§ TASK GOAL
Transcribe all of the material exactly.
* * * * * * * * *
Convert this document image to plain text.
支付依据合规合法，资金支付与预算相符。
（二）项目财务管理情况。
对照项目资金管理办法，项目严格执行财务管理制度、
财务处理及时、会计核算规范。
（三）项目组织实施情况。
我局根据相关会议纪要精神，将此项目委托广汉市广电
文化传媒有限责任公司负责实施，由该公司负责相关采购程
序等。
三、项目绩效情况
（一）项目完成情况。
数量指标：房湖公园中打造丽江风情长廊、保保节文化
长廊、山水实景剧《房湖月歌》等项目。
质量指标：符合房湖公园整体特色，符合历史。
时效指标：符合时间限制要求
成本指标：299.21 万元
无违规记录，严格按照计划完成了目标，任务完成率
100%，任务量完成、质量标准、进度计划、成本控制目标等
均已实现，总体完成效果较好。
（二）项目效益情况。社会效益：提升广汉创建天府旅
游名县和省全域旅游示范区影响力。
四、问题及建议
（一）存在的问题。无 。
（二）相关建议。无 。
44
* * * * * * * * *
§ FINISHED EXERCISE
Convert this document image to plain text.
支付依据合规合法，资金支付与预算相符。
（二）项目财务管理情况。
对照项目资金管理办法，项目严格执行财务管理制度、
财务处理及时、会计核算规范。
（三）项目组织实施情况。
我局根据相关会议纪要精神，将此项目委托广汉市广电
文化传媒有限责任公司负责实施，由该公司负责相关采购程
序等。
三、项目绩效情况
（一）项目完成情况。
数量指标：房湖公园中打造丽江风情长廊、保保节文化
长廊、山水实景剧《房湖月歌》等项目。
质量指标：符合房湖公园整体特色，符合历史。
时效指标：符合时间限制要求
成本指标：299.21 万元
无违规记录，严格按照计划完成了目标，任务完成率
100%，任务量完成、质量标准、进度计划、成本控制目标等
均已实现，总体完成效果较好。
（二）项目效益情况。社会效益：提升广汉创建天府旅
游名县和省全域旅游示范区影响力。
四、问题及建议
（一）存在的问题。无 。
（二）相关建议。无 。
44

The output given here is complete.